__GIVEN DATA__:
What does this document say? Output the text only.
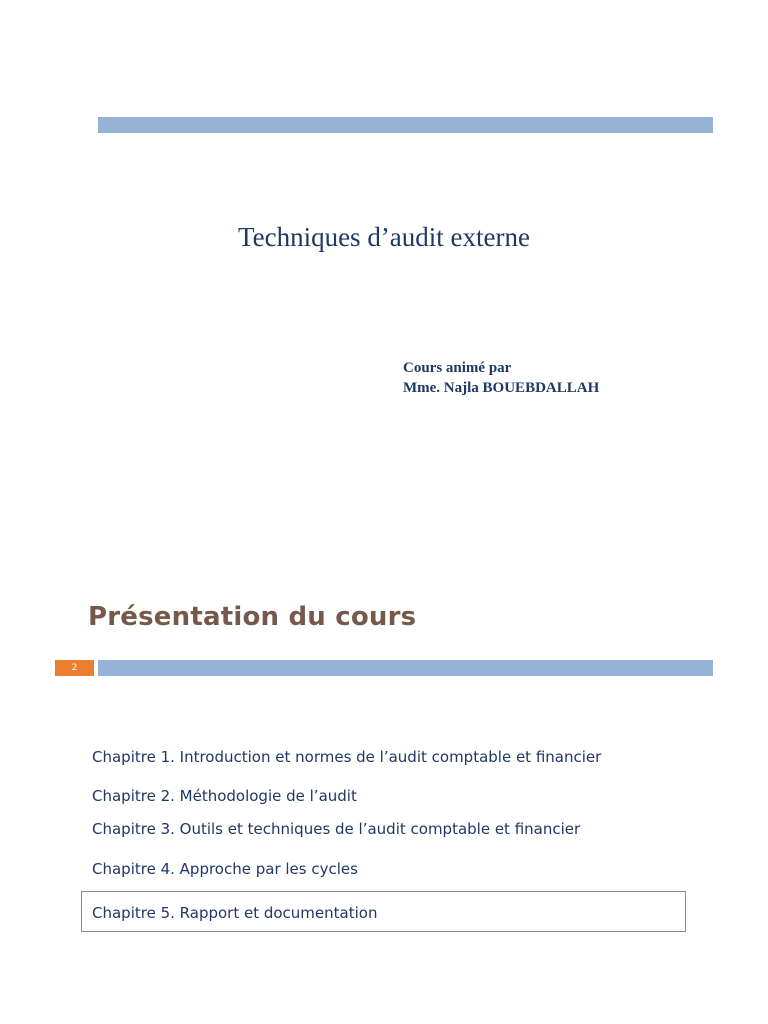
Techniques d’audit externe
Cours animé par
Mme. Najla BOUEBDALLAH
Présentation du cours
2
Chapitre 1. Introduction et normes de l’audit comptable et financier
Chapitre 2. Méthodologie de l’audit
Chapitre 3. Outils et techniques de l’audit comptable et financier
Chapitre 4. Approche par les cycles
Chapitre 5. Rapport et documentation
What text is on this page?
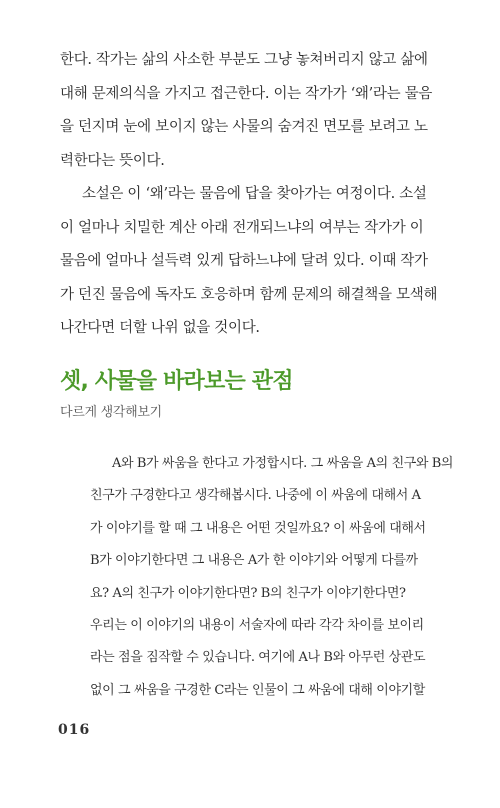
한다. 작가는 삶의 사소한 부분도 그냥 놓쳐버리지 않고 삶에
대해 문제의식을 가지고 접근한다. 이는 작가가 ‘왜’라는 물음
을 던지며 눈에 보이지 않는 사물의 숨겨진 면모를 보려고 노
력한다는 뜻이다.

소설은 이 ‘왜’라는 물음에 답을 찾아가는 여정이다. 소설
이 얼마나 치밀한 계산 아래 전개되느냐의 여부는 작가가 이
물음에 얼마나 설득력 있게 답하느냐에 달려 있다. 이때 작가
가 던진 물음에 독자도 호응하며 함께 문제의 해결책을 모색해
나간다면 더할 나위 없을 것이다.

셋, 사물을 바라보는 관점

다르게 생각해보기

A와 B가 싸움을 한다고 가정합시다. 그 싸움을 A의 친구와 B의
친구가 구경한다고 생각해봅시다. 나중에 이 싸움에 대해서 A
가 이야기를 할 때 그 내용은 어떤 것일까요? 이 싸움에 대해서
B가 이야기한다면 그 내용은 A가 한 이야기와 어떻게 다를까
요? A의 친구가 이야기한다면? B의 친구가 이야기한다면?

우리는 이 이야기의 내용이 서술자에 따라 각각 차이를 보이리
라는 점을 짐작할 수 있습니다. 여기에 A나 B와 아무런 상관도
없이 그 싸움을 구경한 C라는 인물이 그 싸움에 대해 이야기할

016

...

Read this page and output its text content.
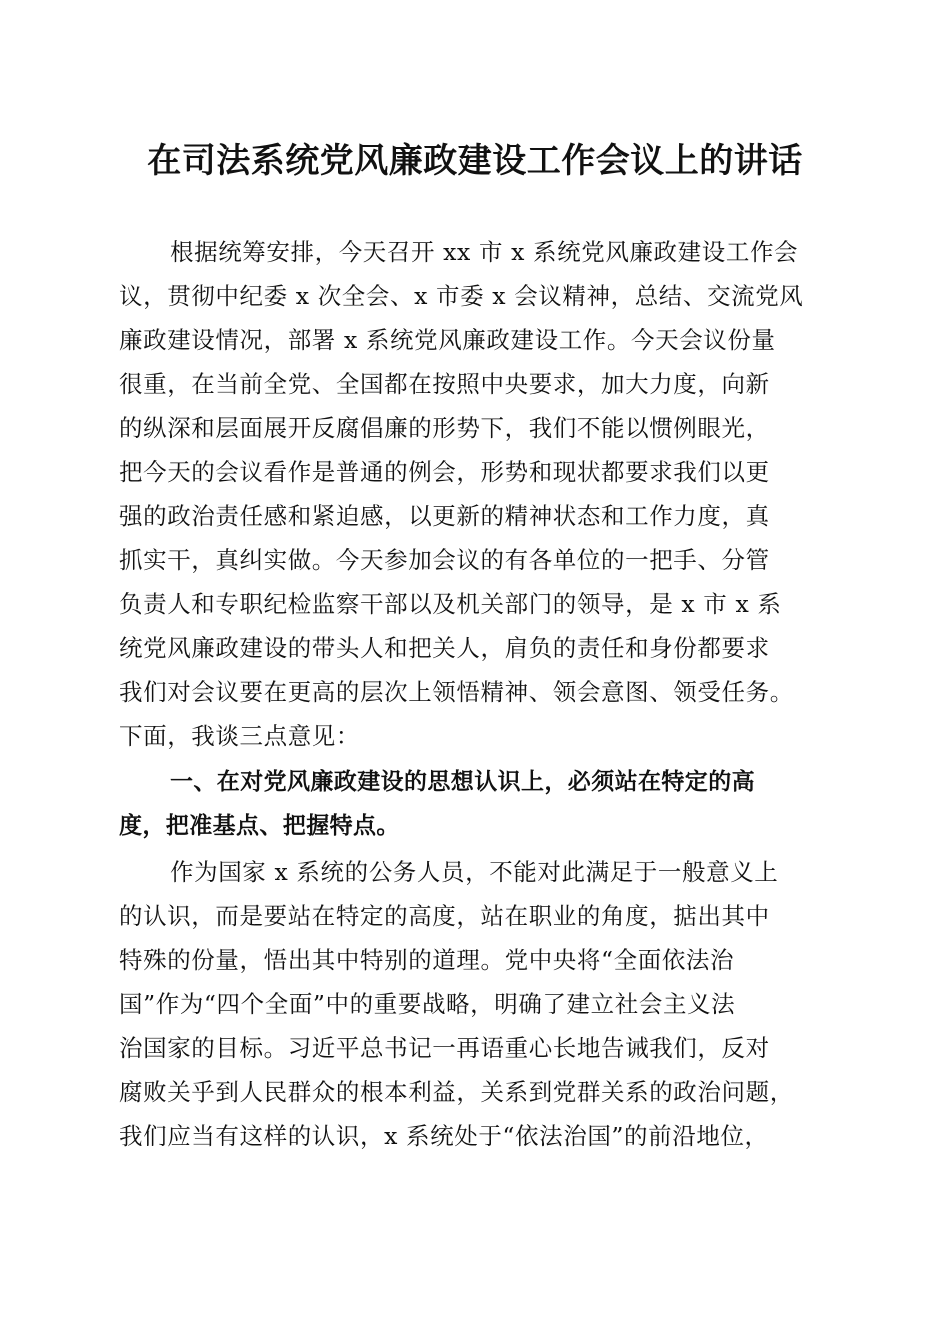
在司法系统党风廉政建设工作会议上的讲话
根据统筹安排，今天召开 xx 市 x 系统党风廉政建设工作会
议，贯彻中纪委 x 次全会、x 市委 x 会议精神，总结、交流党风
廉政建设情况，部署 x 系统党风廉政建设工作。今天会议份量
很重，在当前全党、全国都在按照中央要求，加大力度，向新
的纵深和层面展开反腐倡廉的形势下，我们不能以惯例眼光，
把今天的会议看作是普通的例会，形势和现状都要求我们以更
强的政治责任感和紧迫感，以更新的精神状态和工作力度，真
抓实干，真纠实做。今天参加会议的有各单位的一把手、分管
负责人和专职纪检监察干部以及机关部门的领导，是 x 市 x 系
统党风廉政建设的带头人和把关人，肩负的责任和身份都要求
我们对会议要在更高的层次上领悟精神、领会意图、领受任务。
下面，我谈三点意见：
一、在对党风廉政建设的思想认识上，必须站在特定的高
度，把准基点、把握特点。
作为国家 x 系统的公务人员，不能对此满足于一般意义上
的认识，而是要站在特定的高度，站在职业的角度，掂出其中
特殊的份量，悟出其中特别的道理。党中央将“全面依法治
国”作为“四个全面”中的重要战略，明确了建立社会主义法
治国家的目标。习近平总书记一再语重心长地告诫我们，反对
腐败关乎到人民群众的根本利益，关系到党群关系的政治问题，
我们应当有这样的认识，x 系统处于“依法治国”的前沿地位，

==

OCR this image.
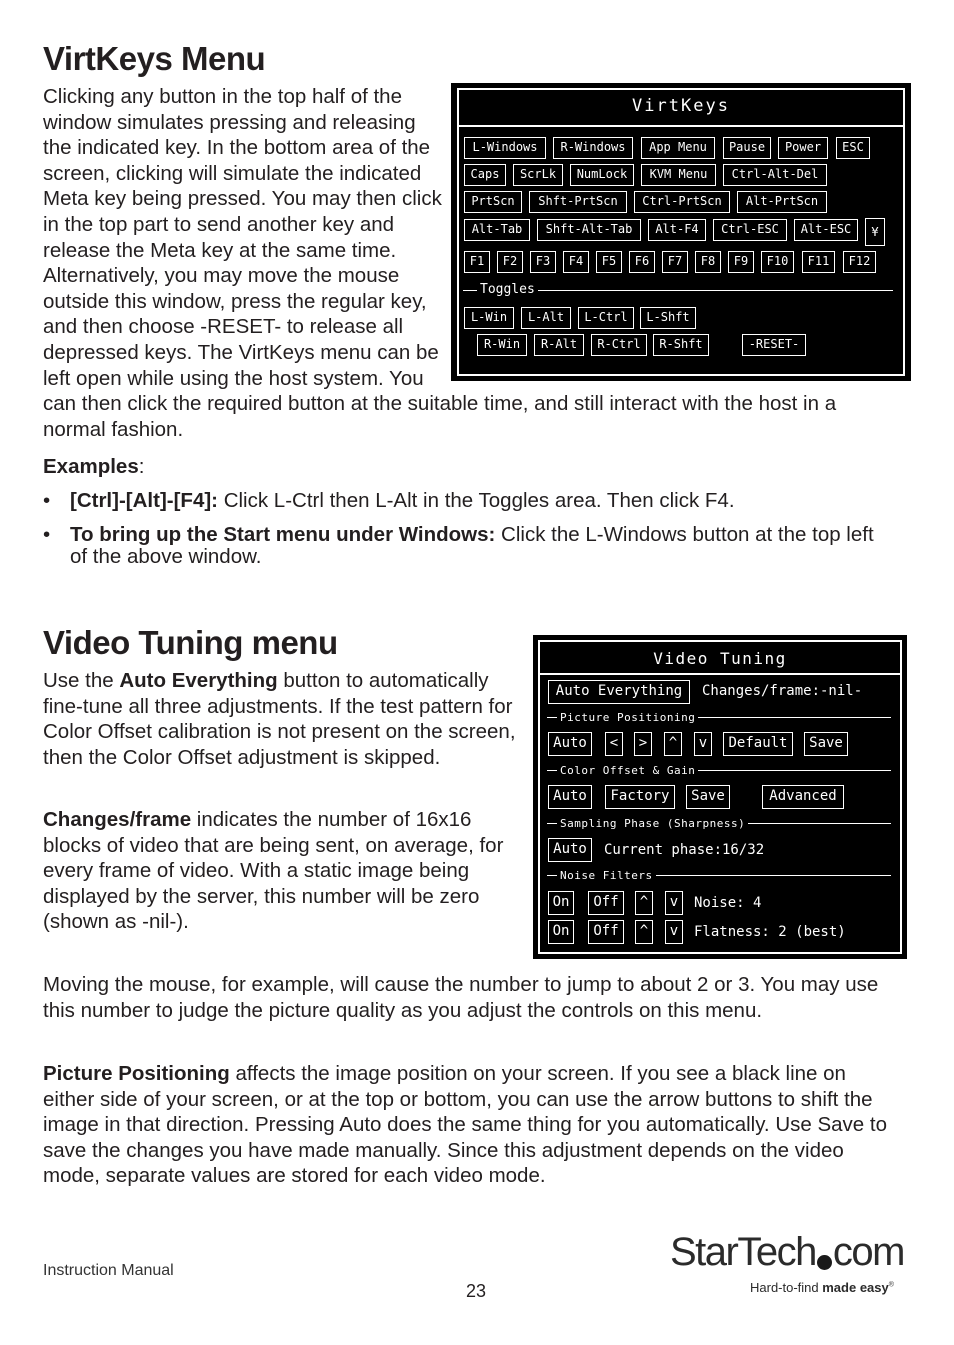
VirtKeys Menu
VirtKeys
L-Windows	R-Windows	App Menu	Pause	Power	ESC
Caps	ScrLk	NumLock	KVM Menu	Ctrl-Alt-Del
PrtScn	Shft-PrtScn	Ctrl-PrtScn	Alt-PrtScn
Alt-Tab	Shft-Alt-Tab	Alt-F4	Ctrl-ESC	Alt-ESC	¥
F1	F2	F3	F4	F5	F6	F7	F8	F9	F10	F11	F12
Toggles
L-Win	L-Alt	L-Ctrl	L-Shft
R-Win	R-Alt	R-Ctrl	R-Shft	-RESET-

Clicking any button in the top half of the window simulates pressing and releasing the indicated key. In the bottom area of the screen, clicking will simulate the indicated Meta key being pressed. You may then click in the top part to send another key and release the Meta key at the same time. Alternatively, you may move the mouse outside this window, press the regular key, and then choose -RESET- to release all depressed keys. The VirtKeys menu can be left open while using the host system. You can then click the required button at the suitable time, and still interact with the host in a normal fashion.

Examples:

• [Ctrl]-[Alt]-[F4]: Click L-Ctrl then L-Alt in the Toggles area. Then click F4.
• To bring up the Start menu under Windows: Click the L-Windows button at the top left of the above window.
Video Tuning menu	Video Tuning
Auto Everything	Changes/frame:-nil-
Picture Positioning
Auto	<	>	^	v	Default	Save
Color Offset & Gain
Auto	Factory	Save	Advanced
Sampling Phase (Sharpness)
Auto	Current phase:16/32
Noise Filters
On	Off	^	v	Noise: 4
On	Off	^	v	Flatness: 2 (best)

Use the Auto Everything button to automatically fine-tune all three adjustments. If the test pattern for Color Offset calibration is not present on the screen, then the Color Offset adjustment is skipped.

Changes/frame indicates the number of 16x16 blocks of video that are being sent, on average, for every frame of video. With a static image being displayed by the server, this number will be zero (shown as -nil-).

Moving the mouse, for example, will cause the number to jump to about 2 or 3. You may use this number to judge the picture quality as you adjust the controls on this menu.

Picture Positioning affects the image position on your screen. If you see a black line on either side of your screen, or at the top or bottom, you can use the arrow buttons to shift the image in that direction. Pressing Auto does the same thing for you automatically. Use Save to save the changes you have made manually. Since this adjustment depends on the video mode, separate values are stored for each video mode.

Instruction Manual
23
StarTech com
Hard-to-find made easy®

__GIVEN EXERCISE__: Copy every line that contains the string "automatically".

__WORKED SOLUTION__:
Use the Auto Everything button to automatically fine-tune all three adjustments. If the test pattern for Color Offset calibration is not present on the screen, then the Color Offset adjustment is skipped.
Picture Positioning affects the image position on your screen. If you see a black line on either side of your screen, or at the top or bottom, you can use the arrow buttons to shift the image in that direction. Pressing Auto does the same thing for you automatically. Use Save to save the changes you have made manually. Since this adjustment depends on the video mode, separate values are stored for each video mode.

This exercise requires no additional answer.